» Data in this exercise:

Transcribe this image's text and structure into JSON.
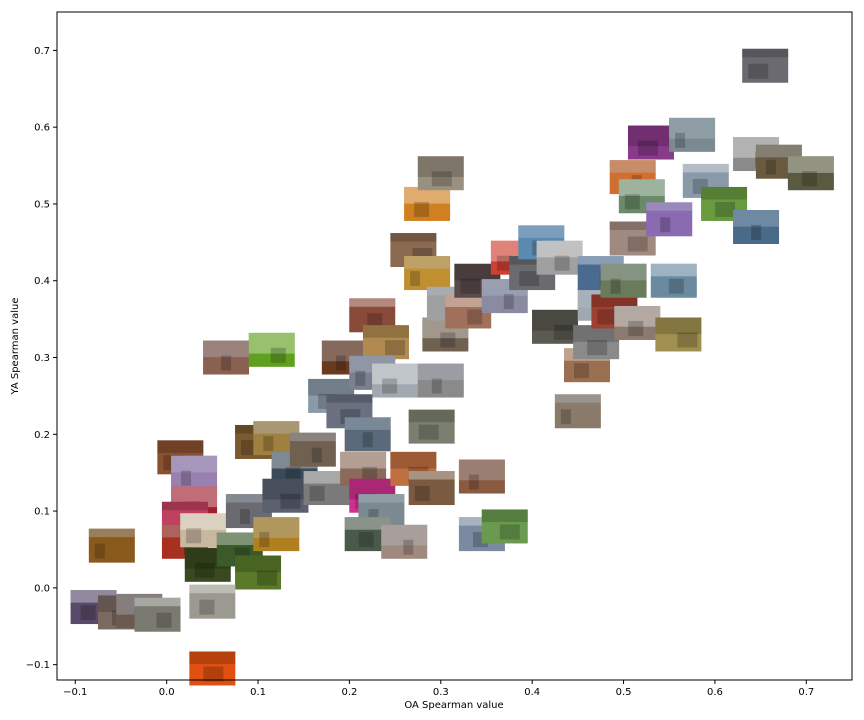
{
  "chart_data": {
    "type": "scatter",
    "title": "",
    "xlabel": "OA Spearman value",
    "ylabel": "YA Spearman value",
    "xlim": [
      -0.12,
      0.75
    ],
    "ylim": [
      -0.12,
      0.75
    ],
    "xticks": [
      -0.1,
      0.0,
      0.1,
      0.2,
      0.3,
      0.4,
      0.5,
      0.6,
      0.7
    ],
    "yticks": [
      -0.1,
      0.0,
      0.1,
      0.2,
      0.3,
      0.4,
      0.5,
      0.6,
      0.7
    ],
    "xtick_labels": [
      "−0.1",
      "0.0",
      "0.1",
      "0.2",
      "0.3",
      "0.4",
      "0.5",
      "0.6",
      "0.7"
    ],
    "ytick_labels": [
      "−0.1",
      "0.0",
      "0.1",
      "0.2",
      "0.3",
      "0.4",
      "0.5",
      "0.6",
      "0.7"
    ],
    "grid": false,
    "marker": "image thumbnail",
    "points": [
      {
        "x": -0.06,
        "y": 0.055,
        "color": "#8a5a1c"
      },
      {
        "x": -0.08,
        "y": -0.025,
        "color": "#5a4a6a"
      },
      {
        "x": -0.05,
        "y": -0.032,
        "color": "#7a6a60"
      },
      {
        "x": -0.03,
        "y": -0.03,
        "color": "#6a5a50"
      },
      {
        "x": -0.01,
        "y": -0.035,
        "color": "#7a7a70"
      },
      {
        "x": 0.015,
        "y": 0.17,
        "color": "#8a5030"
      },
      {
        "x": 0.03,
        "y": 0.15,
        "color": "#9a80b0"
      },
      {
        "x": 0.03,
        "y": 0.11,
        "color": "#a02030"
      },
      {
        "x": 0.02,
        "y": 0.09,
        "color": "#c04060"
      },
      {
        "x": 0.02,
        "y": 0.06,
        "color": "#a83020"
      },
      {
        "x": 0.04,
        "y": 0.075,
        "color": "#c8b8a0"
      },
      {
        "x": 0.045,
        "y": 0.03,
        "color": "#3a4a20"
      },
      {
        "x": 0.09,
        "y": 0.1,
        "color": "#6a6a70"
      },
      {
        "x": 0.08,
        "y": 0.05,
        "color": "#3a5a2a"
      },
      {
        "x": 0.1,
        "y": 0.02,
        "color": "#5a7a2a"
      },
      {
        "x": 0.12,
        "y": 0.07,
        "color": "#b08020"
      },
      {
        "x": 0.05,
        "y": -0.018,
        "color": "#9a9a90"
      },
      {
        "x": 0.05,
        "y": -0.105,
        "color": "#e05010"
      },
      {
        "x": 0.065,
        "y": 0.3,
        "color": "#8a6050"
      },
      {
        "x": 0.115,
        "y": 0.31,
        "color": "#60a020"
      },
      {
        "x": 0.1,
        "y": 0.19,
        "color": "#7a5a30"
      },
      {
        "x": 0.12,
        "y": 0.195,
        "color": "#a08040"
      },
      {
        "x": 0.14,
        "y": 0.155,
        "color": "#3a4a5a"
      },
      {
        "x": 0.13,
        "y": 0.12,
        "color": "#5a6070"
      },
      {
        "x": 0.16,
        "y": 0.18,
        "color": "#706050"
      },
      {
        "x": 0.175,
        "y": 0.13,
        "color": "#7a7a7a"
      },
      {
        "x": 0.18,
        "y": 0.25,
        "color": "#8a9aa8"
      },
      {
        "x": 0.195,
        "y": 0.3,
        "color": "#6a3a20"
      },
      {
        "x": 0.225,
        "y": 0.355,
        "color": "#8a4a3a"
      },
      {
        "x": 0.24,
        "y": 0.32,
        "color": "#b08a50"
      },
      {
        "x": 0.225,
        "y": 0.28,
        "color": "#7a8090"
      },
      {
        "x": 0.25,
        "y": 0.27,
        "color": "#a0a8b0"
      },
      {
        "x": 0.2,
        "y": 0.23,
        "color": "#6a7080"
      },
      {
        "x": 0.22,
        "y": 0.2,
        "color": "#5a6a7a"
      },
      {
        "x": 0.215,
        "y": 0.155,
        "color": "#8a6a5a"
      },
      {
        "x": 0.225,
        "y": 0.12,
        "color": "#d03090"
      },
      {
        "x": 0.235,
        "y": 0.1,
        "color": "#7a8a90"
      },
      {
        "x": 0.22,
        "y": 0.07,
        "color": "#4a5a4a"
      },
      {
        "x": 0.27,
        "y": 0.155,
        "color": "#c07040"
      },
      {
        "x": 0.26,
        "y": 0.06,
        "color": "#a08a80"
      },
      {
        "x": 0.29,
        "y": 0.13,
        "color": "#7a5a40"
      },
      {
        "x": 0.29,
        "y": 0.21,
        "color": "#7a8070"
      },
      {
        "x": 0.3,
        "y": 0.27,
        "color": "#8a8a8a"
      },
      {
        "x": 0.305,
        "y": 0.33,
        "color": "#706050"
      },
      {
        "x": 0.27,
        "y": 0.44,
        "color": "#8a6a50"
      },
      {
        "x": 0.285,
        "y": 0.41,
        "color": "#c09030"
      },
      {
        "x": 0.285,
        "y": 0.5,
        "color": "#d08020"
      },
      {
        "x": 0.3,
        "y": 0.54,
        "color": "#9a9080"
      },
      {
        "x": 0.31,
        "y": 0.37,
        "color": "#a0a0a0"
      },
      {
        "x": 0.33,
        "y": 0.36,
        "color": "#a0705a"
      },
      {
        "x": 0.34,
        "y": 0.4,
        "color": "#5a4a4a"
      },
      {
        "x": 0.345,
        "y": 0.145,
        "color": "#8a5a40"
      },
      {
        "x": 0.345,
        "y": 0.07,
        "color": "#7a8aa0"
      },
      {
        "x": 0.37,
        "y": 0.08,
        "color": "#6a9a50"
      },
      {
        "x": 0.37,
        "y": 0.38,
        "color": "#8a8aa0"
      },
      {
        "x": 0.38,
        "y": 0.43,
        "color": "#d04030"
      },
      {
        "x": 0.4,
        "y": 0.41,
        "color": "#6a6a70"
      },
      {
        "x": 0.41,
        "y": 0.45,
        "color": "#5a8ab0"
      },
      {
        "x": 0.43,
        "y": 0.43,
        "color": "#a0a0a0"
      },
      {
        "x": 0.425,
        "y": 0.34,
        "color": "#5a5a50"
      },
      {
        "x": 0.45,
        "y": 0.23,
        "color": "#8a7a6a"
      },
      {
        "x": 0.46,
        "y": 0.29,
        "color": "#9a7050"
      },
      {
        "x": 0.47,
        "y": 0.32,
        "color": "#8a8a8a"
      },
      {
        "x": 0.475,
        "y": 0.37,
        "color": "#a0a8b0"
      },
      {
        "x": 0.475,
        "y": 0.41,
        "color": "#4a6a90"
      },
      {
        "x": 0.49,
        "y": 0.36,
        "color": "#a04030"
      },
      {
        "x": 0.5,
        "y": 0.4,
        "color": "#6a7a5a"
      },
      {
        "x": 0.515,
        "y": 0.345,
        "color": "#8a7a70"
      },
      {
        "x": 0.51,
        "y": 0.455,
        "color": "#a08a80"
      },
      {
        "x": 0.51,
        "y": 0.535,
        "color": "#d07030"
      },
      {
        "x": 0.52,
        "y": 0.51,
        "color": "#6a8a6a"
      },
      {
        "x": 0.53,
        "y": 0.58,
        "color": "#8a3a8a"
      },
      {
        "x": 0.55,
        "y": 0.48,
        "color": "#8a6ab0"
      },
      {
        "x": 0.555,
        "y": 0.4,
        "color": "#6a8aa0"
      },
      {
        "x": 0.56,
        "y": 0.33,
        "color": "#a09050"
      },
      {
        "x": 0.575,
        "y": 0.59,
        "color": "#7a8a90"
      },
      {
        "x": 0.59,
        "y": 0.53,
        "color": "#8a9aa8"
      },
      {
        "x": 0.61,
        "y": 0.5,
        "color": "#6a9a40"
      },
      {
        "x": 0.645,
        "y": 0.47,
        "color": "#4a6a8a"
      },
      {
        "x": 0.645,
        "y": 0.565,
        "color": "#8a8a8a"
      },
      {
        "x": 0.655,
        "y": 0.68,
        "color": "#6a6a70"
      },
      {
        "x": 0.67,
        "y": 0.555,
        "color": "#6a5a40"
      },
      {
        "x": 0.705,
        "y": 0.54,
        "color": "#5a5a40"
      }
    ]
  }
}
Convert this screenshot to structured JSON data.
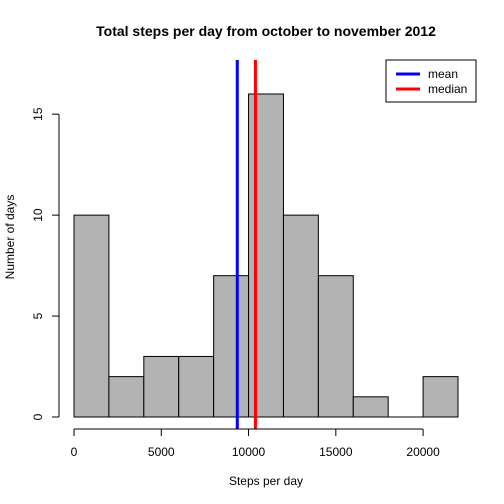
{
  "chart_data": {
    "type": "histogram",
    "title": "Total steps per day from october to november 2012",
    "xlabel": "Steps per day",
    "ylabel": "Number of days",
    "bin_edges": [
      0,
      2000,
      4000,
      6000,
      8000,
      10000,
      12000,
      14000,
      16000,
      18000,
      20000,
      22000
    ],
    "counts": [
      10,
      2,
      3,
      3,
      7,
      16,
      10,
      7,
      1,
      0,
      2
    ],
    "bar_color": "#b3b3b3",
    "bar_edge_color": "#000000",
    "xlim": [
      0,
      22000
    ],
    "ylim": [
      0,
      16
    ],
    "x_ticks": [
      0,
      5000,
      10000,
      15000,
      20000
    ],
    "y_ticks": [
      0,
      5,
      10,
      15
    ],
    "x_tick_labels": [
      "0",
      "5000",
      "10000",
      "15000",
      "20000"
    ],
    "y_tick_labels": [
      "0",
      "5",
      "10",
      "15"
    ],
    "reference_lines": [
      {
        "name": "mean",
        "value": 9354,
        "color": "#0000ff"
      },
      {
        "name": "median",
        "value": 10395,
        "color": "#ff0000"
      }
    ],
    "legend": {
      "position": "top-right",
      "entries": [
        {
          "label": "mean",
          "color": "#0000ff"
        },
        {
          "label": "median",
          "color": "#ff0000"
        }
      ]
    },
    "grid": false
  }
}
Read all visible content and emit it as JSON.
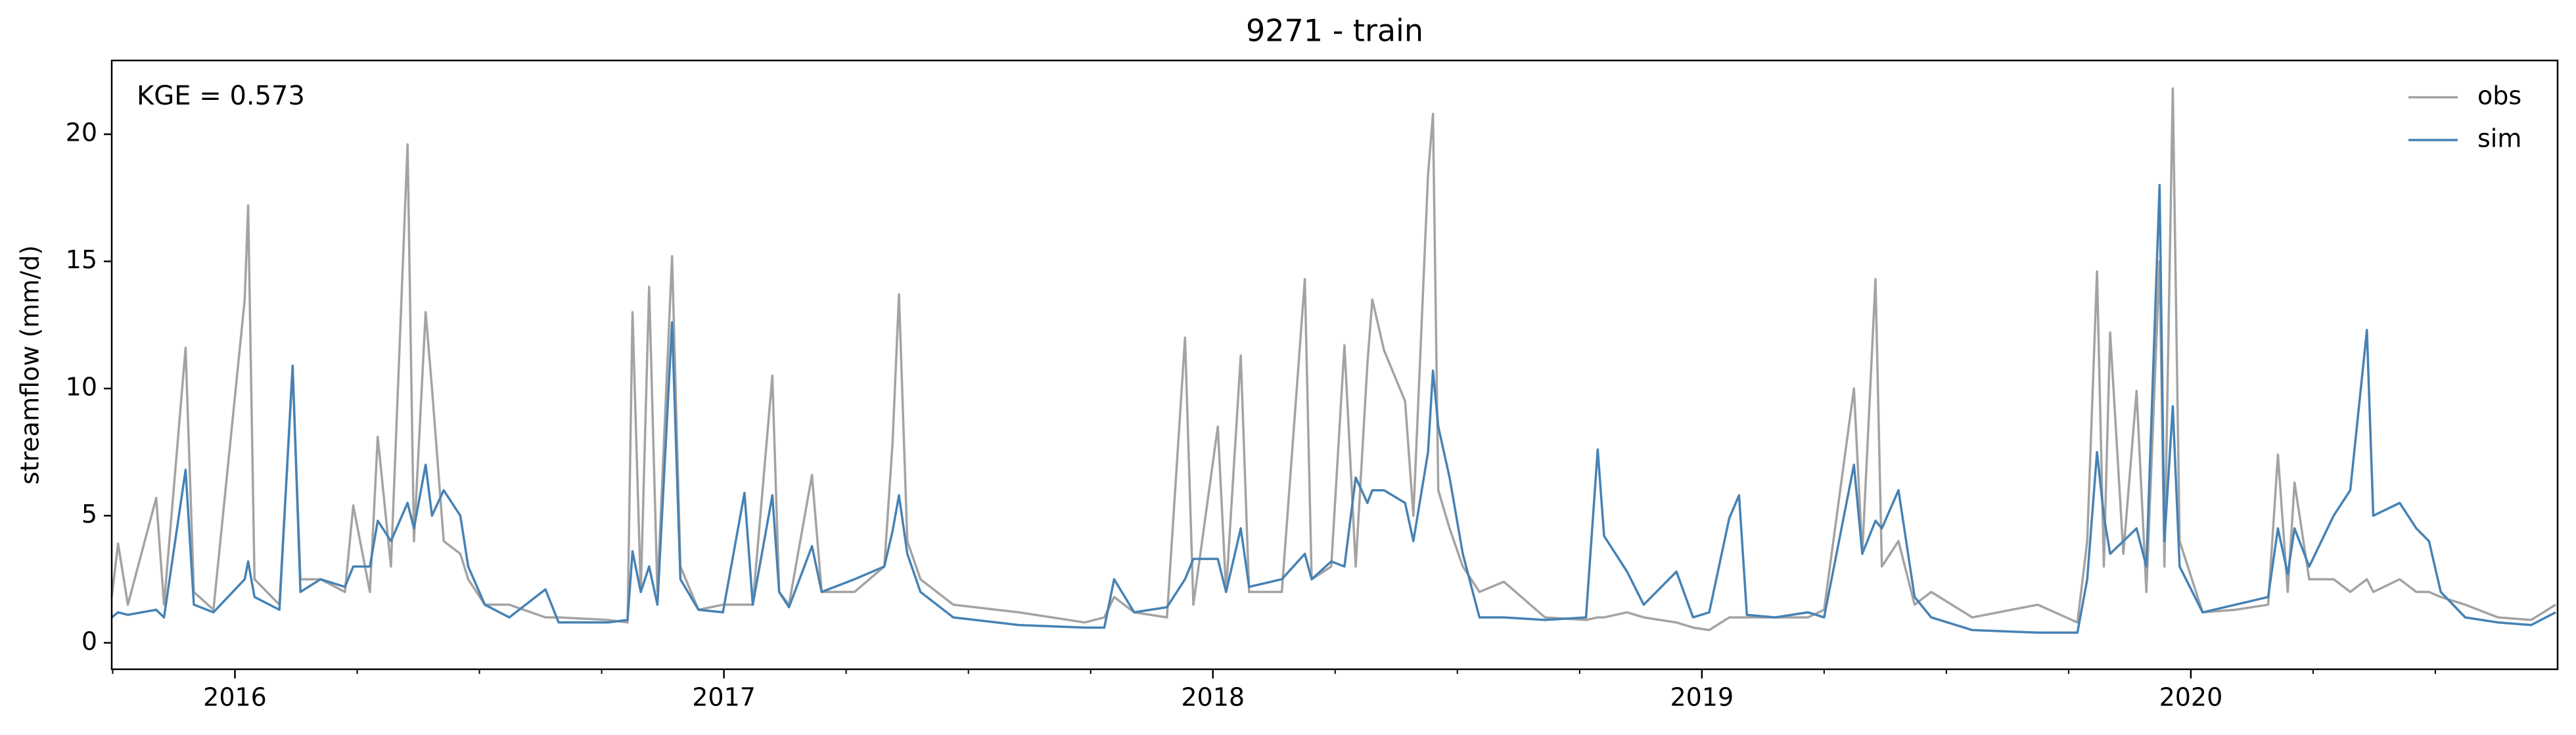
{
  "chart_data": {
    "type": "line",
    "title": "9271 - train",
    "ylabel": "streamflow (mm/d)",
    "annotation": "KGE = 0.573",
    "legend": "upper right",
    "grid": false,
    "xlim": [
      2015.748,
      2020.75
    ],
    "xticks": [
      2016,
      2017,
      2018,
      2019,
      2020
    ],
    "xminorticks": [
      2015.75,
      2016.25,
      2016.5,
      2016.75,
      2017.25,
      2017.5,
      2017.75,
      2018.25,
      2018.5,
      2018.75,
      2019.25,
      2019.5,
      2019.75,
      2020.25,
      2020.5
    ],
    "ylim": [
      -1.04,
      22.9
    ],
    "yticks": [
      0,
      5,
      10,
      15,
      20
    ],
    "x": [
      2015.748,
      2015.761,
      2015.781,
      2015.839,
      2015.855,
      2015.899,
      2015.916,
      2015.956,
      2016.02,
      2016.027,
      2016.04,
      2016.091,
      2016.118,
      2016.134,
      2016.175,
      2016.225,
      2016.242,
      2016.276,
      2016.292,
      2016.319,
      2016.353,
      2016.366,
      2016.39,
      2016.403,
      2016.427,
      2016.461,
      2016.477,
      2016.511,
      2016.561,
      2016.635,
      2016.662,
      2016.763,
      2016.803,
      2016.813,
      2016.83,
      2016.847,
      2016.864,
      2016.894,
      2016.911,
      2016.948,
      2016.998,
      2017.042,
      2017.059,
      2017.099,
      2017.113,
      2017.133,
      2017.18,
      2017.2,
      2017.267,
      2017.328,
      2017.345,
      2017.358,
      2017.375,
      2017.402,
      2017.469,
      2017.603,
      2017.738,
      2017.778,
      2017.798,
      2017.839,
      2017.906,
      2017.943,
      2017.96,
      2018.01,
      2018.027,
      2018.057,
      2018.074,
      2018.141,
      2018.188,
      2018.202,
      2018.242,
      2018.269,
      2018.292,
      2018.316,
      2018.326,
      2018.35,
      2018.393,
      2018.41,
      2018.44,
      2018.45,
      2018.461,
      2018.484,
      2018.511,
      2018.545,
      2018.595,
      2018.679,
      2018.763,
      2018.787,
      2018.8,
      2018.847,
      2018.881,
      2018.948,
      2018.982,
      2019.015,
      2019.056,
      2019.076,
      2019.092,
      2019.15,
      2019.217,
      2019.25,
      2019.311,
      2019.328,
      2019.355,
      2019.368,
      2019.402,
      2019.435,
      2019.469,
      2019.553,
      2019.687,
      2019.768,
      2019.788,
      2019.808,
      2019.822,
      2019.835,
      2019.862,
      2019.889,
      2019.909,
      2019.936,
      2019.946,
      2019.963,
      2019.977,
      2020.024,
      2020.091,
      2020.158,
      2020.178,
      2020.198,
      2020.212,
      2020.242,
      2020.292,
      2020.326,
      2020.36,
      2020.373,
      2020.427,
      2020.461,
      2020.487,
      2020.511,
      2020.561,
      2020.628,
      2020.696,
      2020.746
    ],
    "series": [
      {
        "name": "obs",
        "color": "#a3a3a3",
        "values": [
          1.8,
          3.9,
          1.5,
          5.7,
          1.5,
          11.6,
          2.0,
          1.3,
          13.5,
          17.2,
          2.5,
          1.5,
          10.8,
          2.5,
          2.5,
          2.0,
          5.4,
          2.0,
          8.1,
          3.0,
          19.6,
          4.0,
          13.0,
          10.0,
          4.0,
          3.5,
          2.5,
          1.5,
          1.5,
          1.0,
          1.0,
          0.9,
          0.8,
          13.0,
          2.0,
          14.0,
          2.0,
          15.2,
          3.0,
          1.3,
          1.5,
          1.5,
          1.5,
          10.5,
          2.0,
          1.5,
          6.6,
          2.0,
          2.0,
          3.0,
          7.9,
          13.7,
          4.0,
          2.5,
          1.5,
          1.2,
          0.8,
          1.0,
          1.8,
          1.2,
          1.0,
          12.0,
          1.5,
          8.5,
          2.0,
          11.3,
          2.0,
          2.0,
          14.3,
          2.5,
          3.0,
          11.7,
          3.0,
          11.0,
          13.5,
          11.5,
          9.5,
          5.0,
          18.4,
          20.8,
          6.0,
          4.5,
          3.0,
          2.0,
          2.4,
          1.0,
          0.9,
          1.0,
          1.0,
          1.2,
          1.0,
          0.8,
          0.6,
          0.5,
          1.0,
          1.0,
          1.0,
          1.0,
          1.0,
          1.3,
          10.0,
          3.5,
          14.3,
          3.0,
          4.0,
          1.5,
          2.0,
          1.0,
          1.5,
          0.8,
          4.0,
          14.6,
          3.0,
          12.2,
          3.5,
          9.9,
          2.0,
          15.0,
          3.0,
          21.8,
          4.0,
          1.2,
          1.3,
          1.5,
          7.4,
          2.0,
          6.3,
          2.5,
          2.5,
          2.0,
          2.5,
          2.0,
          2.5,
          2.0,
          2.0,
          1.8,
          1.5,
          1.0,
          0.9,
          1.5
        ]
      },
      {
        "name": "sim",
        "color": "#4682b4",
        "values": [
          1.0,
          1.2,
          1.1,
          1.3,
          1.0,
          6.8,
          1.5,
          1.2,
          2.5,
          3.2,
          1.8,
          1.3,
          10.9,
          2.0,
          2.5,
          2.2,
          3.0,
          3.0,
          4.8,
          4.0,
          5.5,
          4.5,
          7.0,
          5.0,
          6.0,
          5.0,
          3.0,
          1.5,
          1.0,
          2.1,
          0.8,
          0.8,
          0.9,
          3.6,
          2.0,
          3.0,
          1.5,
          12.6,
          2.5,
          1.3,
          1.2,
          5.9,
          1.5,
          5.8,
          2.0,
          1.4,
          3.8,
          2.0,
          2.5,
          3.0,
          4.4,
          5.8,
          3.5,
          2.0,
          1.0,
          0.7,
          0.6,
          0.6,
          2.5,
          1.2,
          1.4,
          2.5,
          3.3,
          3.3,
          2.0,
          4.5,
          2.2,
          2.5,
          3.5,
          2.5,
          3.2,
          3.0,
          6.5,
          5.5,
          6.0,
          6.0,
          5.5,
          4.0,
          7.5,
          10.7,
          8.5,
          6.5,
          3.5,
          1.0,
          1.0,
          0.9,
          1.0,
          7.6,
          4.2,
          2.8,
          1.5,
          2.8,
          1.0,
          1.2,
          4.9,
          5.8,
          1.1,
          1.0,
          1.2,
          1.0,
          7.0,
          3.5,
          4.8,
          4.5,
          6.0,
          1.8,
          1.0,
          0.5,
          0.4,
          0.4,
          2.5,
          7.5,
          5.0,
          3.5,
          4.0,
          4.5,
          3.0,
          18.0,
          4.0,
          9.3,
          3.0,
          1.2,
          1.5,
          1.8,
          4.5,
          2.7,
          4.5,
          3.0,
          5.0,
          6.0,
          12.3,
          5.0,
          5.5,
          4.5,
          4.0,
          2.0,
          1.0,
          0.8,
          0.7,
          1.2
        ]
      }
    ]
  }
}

» Given problem: From the data above, show each line that contains "ylabel".

» Written solution:
    "ylabel": "YA Spearman value",
    "ylabel": "Number of days",
    "ylabel": "streamflow (mm/d)",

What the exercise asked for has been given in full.